**AUSZUG ZUM LESEN:**
# Lärmdämmung von innen nach außen Reduzieren



## Eypo (6. Oktober 2016)

*Lärmdämmung von innen nach außen Reduzieren*

Hallo Hallo,

 ich demnächst um in einen Plattenbau (Aktuell Altbau). Jedenfalls hab ich dort ein Raum wo ich mein "Zockerstübchen" aufbauen wollte. Nur weiß ich halt das Plattenbauten ( ich war auch selbst vorOrt ) sehr Hellhörig sind..
meine frage ist jetzt. Wie schaffe ich es ein Raum so gut wie möglich nach außen zu Isolieren ? ( der Raum ist 8m² groß/klein und hat 1 Fenster). 
Google bietet mir hier zwar vorschläge aber ganz werde ich nicht draus schlau was zum Beispiel besser abdämmt.

Das :
Pyramidenschaumstoff 100 x 50 x 5cm anthrazit

oder das hier:
Schallschutz Schaumstoff kaufen

Oder gibt es noch eine bessere möglichkeit? Ich würde auf dem Boden ein dicken Teppich halt rauflegen da ich laut Mietvertrag nichts am Boden machen darf..


----------



## Einwegkartoffel (6. Oktober 2016)

*AW: Lärmdämmung von innen nach außen Reduzieren*

Zockst du denn so laut, dass es sich lohnt, solch ein "Zeug" an die Wände zu kleben? ^^


----------



## Rotkaeppchen (6. Oktober 2016)

*AW: Lärmdämmung von innen nach außen Reduzieren*

Headset???

Oder schreist Du so laut?

Im Idealen hat Dein Zimmer einen Quadratischen Grundriss mit 2,8m Kantenlänge bei vorgeschriebener deckenhöhe von 2,4 kommt man auf 4 x 2,8 x 2,4= 27m²
abzüglich Tür (2m²) und Fenster (1m²)  kommt man auf 25m² Wandfläche plus 8m² Decke, also 33m² zu beklebende Fläche. Mit den 22,50 des Pyramidenschaums
sind das in Summe ohne Kleber 750,-€

Dann doch lieber einen perfekten Kopfhörer, oder?


----------



## Eypo (6. Oktober 2016)

*AW: Lärmdämmung von innen nach außen Reduzieren*

Es geht darum das ich gerne Musik höre auf Boxen höre und nicht immer ein Heaset aufsetzen mag^^
Die  Pyramidenschaums habe ich bereits woanders Billiger gefunden für 2,30 also komm ich damit wesentlich billiger dann weg dann^^


----------



## MfDoom (6. Oktober 2016)

**AUFGABEN:**
A. Stimmen die folgenden Aussagen mit dem Auszug überein? Antworte jeweils mit Ja oder Nein und zitiere die entscheidenden Worte wörtlich.
(i) Der Raum für das „Zockerstübchen“ hat 8 m² und ein Fenster.
(ii) Laut Mietvertrag darf Eypo am Boden Veränderungen vornehmen.
(iii) Eypo hat den Pyramidenschaum anderswo für 2,30 gefunden.
B. Beantworte anhand des Auszugs:
(i) Von welcher Deckenhöhe geht Rotkaeppchen in der Rechnung aus?
(ii) Wie groß ist nach dieser Rechnung die gesamte zu beklebende Fläche?
(iii) Worüber möchte Eypo Musik hören, statt ein Headset aufzusetzen?

**EXTRAHIERTE DATEN:**

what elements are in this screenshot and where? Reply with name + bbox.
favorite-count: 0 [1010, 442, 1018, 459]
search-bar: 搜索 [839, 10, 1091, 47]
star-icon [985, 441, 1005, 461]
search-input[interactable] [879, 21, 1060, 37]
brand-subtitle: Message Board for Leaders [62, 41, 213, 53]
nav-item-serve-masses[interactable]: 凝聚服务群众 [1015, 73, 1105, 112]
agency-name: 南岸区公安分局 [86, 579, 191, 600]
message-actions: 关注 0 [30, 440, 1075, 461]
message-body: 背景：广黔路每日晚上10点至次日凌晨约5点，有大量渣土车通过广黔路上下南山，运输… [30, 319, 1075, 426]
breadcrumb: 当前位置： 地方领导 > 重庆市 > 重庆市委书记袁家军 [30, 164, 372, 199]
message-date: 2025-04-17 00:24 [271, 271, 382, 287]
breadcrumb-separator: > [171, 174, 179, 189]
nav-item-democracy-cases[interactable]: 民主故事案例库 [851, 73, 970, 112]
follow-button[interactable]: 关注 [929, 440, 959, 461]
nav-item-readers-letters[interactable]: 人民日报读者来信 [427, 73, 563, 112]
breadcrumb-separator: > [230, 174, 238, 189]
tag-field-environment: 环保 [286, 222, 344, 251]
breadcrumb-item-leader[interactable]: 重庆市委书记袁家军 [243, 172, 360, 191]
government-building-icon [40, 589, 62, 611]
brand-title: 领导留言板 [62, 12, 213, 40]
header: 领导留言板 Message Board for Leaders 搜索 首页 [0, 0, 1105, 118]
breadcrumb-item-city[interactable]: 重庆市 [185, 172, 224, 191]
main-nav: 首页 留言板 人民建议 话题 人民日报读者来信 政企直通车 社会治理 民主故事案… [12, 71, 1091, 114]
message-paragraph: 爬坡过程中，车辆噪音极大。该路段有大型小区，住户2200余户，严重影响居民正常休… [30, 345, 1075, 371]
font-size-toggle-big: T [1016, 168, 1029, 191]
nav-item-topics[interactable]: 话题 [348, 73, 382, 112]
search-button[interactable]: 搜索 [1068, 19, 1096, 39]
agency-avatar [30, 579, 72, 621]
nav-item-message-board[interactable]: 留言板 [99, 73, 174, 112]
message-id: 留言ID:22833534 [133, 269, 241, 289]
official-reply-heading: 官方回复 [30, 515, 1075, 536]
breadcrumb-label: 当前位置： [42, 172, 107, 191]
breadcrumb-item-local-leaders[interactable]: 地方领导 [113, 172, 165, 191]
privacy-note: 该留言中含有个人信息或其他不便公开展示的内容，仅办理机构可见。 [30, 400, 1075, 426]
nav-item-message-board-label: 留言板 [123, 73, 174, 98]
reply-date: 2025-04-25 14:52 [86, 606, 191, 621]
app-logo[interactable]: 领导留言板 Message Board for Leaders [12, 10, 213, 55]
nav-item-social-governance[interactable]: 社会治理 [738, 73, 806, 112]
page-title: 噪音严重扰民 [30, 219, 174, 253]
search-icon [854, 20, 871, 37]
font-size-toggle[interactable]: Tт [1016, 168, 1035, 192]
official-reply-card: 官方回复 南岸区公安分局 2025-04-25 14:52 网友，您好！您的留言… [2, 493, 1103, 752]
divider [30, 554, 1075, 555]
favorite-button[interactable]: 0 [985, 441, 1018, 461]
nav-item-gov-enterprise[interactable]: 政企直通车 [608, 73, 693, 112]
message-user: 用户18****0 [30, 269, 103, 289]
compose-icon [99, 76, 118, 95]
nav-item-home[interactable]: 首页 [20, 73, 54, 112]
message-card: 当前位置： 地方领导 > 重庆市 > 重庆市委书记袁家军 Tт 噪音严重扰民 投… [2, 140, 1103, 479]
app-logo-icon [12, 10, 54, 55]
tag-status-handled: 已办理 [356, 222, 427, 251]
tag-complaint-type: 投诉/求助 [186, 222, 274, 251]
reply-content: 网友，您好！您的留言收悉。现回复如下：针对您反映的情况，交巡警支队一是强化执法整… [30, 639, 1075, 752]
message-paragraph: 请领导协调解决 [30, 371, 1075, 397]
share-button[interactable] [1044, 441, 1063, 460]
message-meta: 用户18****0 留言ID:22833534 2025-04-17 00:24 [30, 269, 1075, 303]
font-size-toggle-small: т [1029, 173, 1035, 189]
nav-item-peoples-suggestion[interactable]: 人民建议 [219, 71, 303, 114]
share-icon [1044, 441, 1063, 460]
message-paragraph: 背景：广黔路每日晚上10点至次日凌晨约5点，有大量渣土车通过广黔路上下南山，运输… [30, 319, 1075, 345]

**LÖSUNGEN:**
A.
(i) Ja: „der Raum ist 8m² groß/klein und hat 1 Fenster“
(ii) Nein: „da ich laut Mietvertrag nichts am Boden machen darf“
(iii) Ja: „woanders Billiger gefunden für 2,30“

B.
(i) 2,4
(ii) 33 m²
(iii) Über Boxen